What needs to be done:
Would it be possible to write out each entry below exactly, without the pictures?

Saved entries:
----

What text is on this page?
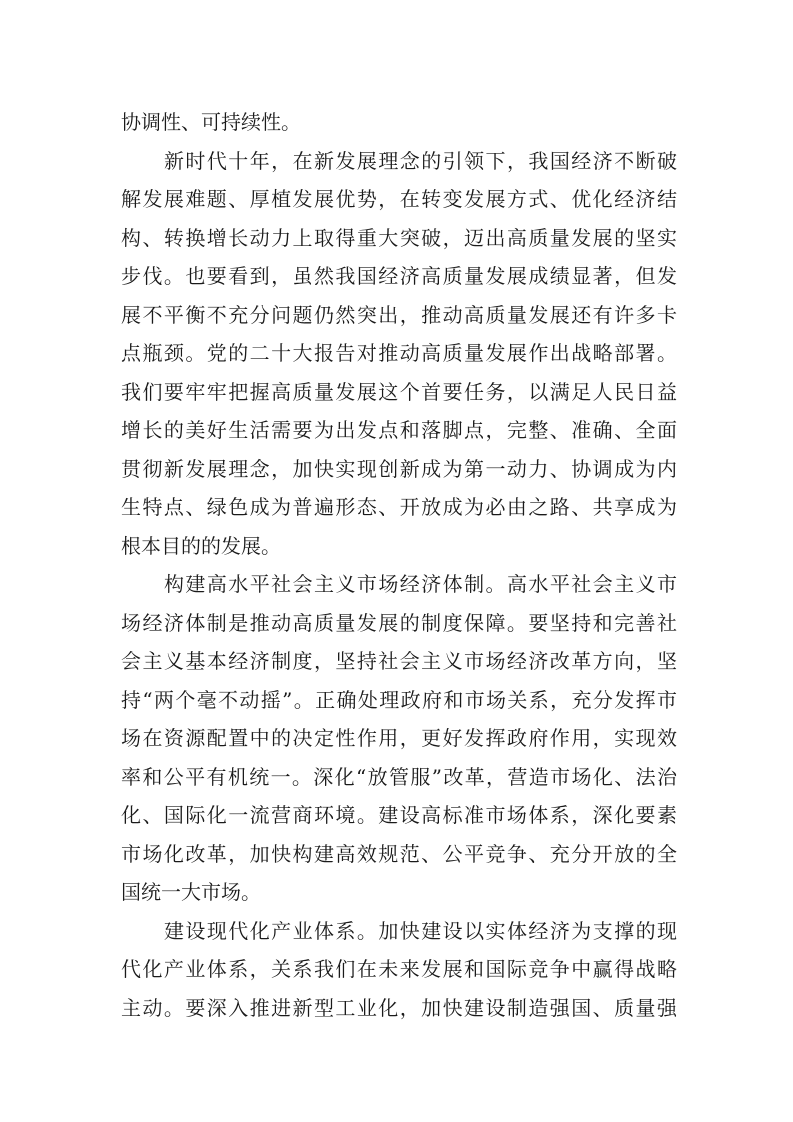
协调性、可持续性。
新时代十年，在新发展理念的引领下，我国经济不断破
解发展难题、厚植发展优势，在转变发展方式、优化经济结
构、转换增长动力上取得重大突破，迈出高质量发展的坚实
步伐。也要看到，虽然我国经济高质量发展成绩显著，但发
展不平衡不充分问题仍然突出，推动高质量发展还有许多卡
点瓶颈。党的二十大报告对推动高质量发展作出战略部署。
我们要牢牢把握高质量发展这个首要任务，以满足人民日益
增长的美好生活需要为出发点和落脚点，完整、准确、全面
贯彻新发展理念，加快实现创新成为第一动力、协调成为内
生特点、绿色成为普遍形态、开放成为必由之路、共享成为
根本目的的发展。
构建高水平社会主义市场经济体制。高水平社会主义市
场经济体制是推动高质量发展的制度保障。要坚持和完善社
会主义基本经济制度，坚持社会主义市场经济改革方向，坚
持“两个毫不动摇”。正确处理政府和市场关系，充分发挥市
场在资源配置中的决定性作用，更好发挥政府作用，实现效
率和公平有机统一。深化“放管服”改革，营造市场化、法治
化、国际化一流营商环境。建设高标准市场体系，深化要素
市场化改革，加快构建高效规范、公平竞争、充分开放的全
国统一大市场。
建设现代化产业体系。加快建设以实体经济为支撑的现
代化产业体系，关系我们在未来发展和国际竞争中赢得战略
主动。要深入推进新型工业化，加快建设制造强国、质量强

----

Exercise output:
What text is on this page?
协调性、可持续性。
新时代十年，在新发展理念的引领下，我国经济不断破
解发展难题、厚植发展优势，在转变发展方式、优化经济结
构、转换增长动力上取得重大突破，迈出高质量发展的坚实
步伐。也要看到，虽然我国经济高质量发展成绩显著，但发
展不平衡不充分问题仍然突出，推动高质量发展还有许多卡
点瓶颈。党的二十大报告对推动高质量发展作出战略部署。
我们要牢牢把握高质量发展这个首要任务，以满足人民日益
增长的美好生活需要为出发点和落脚点，完整、准确、全面
贯彻新发展理念，加快实现创新成为第一动力、协调成为内
生特点、绿色成为普遍形态、开放成为必由之路、共享成为
根本目的的发展。
构建高水平社会主义市场经济体制。高水平社会主义市
场经济体制是推动高质量发展的制度保障。要坚持和完善社
会主义基本经济制度，坚持社会主义市场经济改革方向，坚
持“两个毫不动摇”。正确处理政府和市场关系，充分发挥市
场在资源配置中的决定性作用，更好发挥政府作用，实现效
率和公平有机统一。深化“放管服”改革，营造市场化、法治
化、国际化一流营商环境。建设高标准市场体系，深化要素
市场化改革，加快构建高效规范、公平竞争、充分开放的全
国统一大市场。
建设现代化产业体系。加快建设以实体经济为支撑的现
代化产业体系，关系我们在未来发展和国际竞争中赢得战略
主动。要深入推进新型工业化，加快建设制造强国、质量强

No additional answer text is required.